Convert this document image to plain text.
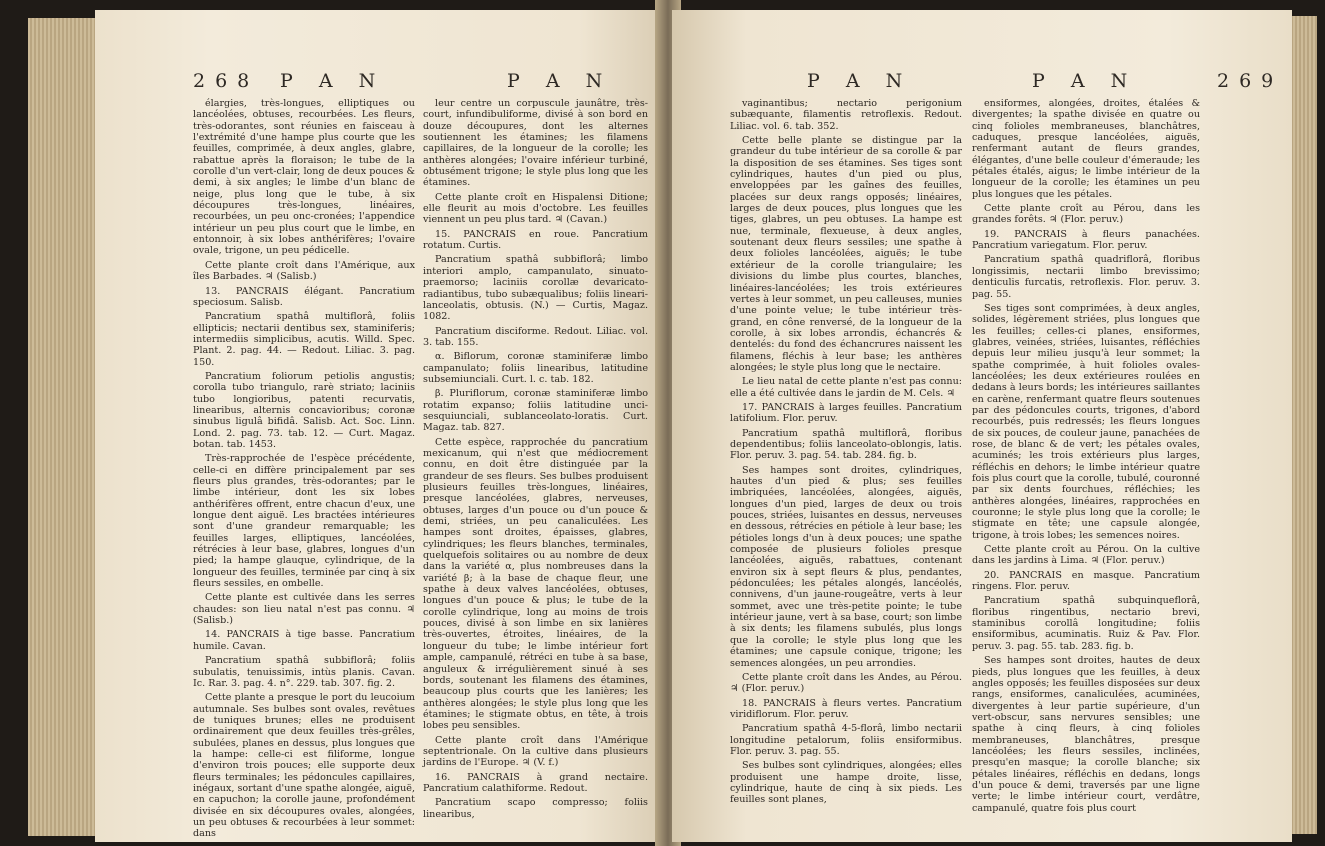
268 P A N	P A N

élargies, très-longues, elliptiques ou lancéolées, obtuses, recourbées. Les fleurs, très-odorantes, sont réunies en faisceau à l'extrémité d'une hampe plus courte que les feuilles, comprimée, à deux angles, glabre, rabattue après la floraison; le tube de la corolle d'un vert-clair, long de deux pouces & demi, à six angles; le limbe d'un blanc de neige, plus long que le tube, à six découpures très-longues, linéaires, recourbées, un peu onc-cronées; l'appendice intérieur un peu plus court que le limbe, en entonnoir, à six lobes anthérifères; l'ovaire ovale, trigone, un peu pédicelle.

Cette plante croît dans l'Amérique, aux îles Barbades. ♃ (Salisb.)

13. PANCRAIS élégant. Pancratium speciosum. Salisb.

Pancratium spathâ multiflorâ, foliis ellipticis; nectarii dentibus sex, staminiferis; intermediis simplicibus, acutis. Willd. Spec. Plant. 2. pag. 44. — Redout. Liliac. 3. pag. 150.

Pancratium foliorum petiolis angustis; corolla tubo triangulo, rarè striato; laciniis tubo longioribus, patenti recurvatis, linearibus, alternis concavioribus; coronæ sinubus ligulâ bifidâ. Salisb. Act. Soc. Linn. Lond. 2. pag. 73. tab. 12. — Curt. Magaz. botan. tab. 1453.

Très-rapprochée de l'espèce précédente, celle-ci en diffère principalement par ses fleurs plus grandes, très-odorantes; par le limbe intérieur, dont les six lobes anthérifères offrent, entre chacun d'eux, une longue dent aiguë. Les bractées intérieures sont d'une grandeur remarquable; les feuilles larges, elliptiques, lancéolées, rétrécies à leur base, glabres, longues d'un pied; la hampe glauque, cylindrique, de la longueur des feuilles, terminée par cinq à six fleurs sessiles, en ombelle.

Cette plante est cultivée dans les serres chaudes: son lieu natal n'est pas connu. ♃ (Salisb.)

14. PANCRAIS à tige basse. Pancratium humile. Cavan.

Pancratium spathâ subbiflorâ; foliis subulatis, tenuissimis, intùs planis. Cavan. Ic. Rar. 3. pag. 4. n°. 229. tab. 307. fig. 2.

Cette plante a presque le port du leucoium autumnale. Ses bulbes sont ovales, revêtues de tuniques brunes; elles ne produisent ordinairement que deux feuilles très-grêles, subulées, planes en dessus, plus longues que la hampe: celle-ci est filiforme, longue d'environ trois pouces; elle supporte deux fleurs terminales; les pédoncules capillaires, inégaux, sortant d'une spathe alongée, aiguë, en capuchon; la corolle jaune, profondément divisée en six découpures ovales, alongées, un peu obtuses & recourbées à leur sommet: dans

leur centre un corpuscule jaunâtre, très-court, infundibuliforme, divisé à son bord en douze découpures, dont les alternes soutiennent les étamines; les filamens capillaires, de la longueur de la corolle; les anthères alongées; l'ovaire inférieur turbiné, obtusément trigone; le style plus long que les étamines.

Cette plante croît en Hispalensi Ditione; elle fleurit au mois d'octobre. Les feuilles viennent un peu plus tard. ♃ (Cavan.)

15. PANCRAIS en roue. Pancratium rotatum. Curtis.

Pancratium spathâ subbiflorâ; limbo interiori amplo, campanulato, sinuato-praemorso; laciniis corollæ devaricato-radiantibus, tubo subæqualibus; foliis lineari-lanceolatis, obtusis. (N.) — Curtis, Magaz. 1082.

Pancratium disciforme. Redout. Liliac. vol. 3. tab. 155.

α. Biflorum, coronæ staminiferæ limbo campanulato; foliis linearibus, latitudine subsemiunciali. Curt. l. c. tab. 182.

β. Pluriflorum, coronæ staminiferæ limbo rotatim expanso; foliis latitudine unci-sesquiunciali, sublanceolato-loratis. Curt. Magaz. tab. 827.

Cette espèce, rapprochée du pancratium mexicanum, qui n'est que médiocrement connu, en doit être distinguée par la grandeur de ses fleurs. Ses bulbes produisent plusieurs feuilles très-longues, linéaires, presque lancéolées, glabres, nerveuses, obtuses, larges d'un pouce ou d'un pouce & demi, striées, un peu canaliculées. Les hampes sont droites, épaisses, glabres, cylindriques; les fleurs blanches, terminales, quelquefois solitaires ou au nombre de deux dans la variété α, plus nombreuses dans la variété β; à la base de chaque fleur, une spathe à deux valves lancéolées, obtuses, longues d'un pouce & plus; le tube de la corolle cylindrique, long au moins de trois pouces, divisé à son limbe en six lanières très-ouvertes, étroites, linéaires, de la longueur du tube; le limbe intérieur fort ample, campanulé, rétréci en tube à sa base, anguleux & irrégulièrement sinué à ses bords, soutenant les filamens des étamines, beaucoup plus courts que les lanières; les anthères alongées; le style plus long que les étamines; le stigmate obtus, en tête, à trois lobes peu sensibles.

Cette plante croît dans l'Amérique septentrionale. On la cultive dans plusieurs jardins de l'Europe. ♃ (V. f.)

16. PANCRAIS à grand nectaire. Pancratium calathiforme. Redout.

Pancratium scapo compresso; foliis linearibus,

P A N	P A N	269

vaginantibus; nectario perigonium subæquante, filamentis retroflexis. Redout. Liliac. vol. 6. tab. 352.

Cette belle plante se distingue par la grandeur du tube intérieur de sa corolle & par la disposition de ses étamines. Ses tiges sont cylindriques, hautes d'un pied ou plus, enveloppées par les gaînes des feuilles, placées sur deux rangs opposés; linéaires, larges de deux pouces, plus longues que les tiges, glabres, un peu obtuses. La hampe est nue, terminale, flexueuse, à deux angles, soutenant deux fleurs sessiles; une spathe à deux folioles lancéolées, aiguës; le tube extérieur de la corolle triangulaire; les divisions du limbe plus courtes, blanches, linéaires-lancéolées; les trois extérieures vertes à leur sommet, un peu calleuses, munies d'une pointe velue; le tube intérieur très-grand, en cône renversé, de la longueur de la corolle, à six lobes arrondis, échancrés & dentelés: du fond des échancrures naissent les filamens, fléchis à leur base; les anthères alongées; le style plus long que le nectaire.

Le lieu natal de cette plante n'est pas connu: elle a été cultivée dans le jardin de M. Cels. ♃

17. PANCRAIS à larges feuilles. Pancratium latifolium. Flor. peruv.

Pancratium spathâ multiflorâ, floribus dependentibus; foliis lanceolato-oblongis, latis. Flor. peruv. 3. pag. 54. tab. 284. fig. b.

Ses hampes sont droites, cylindriques, hautes d'un pied & plus; ses feuilles imbriquées, lancéolées, alongées, aiguës, longues d'un pied, larges de deux ou trois pouces, striées, luisantes en dessus, nerveuses en dessous, rétrécies en pétiole à leur base; les pétioles longs d'un à deux pouces; une spathe composée de plusieurs folioles presque lancéolées, aiguës, rabattues, contenant environ six à sept fleurs & plus, pendantes, pédonculées; les pétales alongés, lancéolés, connivens, d'un jaune-rougeâtre, verts à leur sommet, avec une très-petite pointe; le tube intérieur jaune, vert à sa base, court; son limbe à six dents; les filamens subulés, plus longs que la corolle; le style plus long que les étamines; une capsule conique, trigone; les semences alongées, un peu arrondies.

Cette plante croît dans les Andes, au Pérou. ♃ (Flor. peruv.)

18. PANCRAIS à fleurs vertes. Pancratium viridiflorum. Flor. peruv.

Pancratium spathâ 4-5-florâ, limbo nectarii longitudine petalorum, foliis ensiformibus. Flor. peruv. 3. pag. 55.

Ses bulbes sont cylindriques, alongées; elles produisent une hampe droite, lisse, cylindrique, haute de cinq à six pieds. Les feuilles sont planes,

ensiformes, alongées, droites, étalées & divergentes; la spathe divisée en quatre ou cinq folioles membraneuses, blanchâtres, caduques, presque lancéolées, aiguës, renfermant autant de fleurs grandes, élégantes, d'une belle couleur d'émeraude; les pétales étalés, aigus; le limbe intérieur de la longueur de la corolle; les étamines un peu plus longues que les pétales.

Cette plante croît au Pérou, dans les grandes forêts. ♃ (Flor. peruv.)

19. PANCRAIS à fleurs panachées. Pancratium variegatum. Flor. peruv.

Pancratium spathâ quadriflorâ, floribus longissimis, nectarii limbo brevissimo; denticulis furcatis, retroflexis. Flor. peruv. 3. pag. 55.

Ses tiges sont comprimées, à deux angles, solides, légèrement striées, plus longues que les feuilles; celles-ci planes, ensiformes, glabres, veinées, striées, luisantes, réfléchies depuis leur milieu jusqu'à leur sommet; la spathe comprimée, à huit folioles ovales-lancéolées; les deux extérieures roulées en dedans à leurs bords; les intérieures saillantes en carène, renfermant quatre fleurs soutenues par des pédoncules courts, trigones, d'abord recourbés, puis redressés; les fleurs longues de six pouces, de couleur jaune, panachées de rose, de blanc & de vert; les pétales ovales, acuminés; les trois extérieurs plus larges, réfléchis en dehors; le limbe intérieur quatre fois plus court que la corolle, tubulé, couronné par six dents fourchues, réfléchies; les anthères alongées, linéaires, rapprochées en couronne; le style plus long que la corolle; le stigmate en tête; une capsule alongée, trigone, à trois lobes; les semences noires.

Cette plante croît au Pérou. On la cultive dans les jardins à Lima. ♃ (Flor. peruv.)

20. PANCRAIS en masque. Pancratium ringens. Flor. peruv.

Pancratium spathâ subquinqueflorâ, floribus ringentibus, nectario brevi, staminibus corollâ longitudine; foliis ensiformibus, acuminatis. Ruiz & Pav. Flor. peruv. 3. pag. 55. tab. 283. fig. b.

Ses hampes sont droites, hautes de deux pieds, plus longues que les feuilles, à deux angles opposés; les feuilles disposées sur deux rangs, ensiformes, canaliculées, acuminées, divergentes à leur partie supérieure, d'un vert-obscur, sans nervures sensibles; une spathe à cinq fleurs, à cinq folioles membraneuses, blanchâtres, presque lancéolées; les fleurs sessiles, inclinées, presqu'en masque; la corolle blanche; six pétales linéaires, réfléchis en dedans, longs d'un pouce & demi, traversés par une ligne verte; le limbe intérieur court, verdâtre, campanulé, quatre fois plus court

###

- _What you are asked to do_
Search the listing above for the string "natal". Copy every line that contains it.

- _Response below_
Cette plante est cultivée dans les serres chaudes: son lieu natal n'est pas connu. ♃ (Salisb.)
Le lieu natal de cette plante n'est pas connu: elle a été cultivée dans le jardin de M. Cels. ♃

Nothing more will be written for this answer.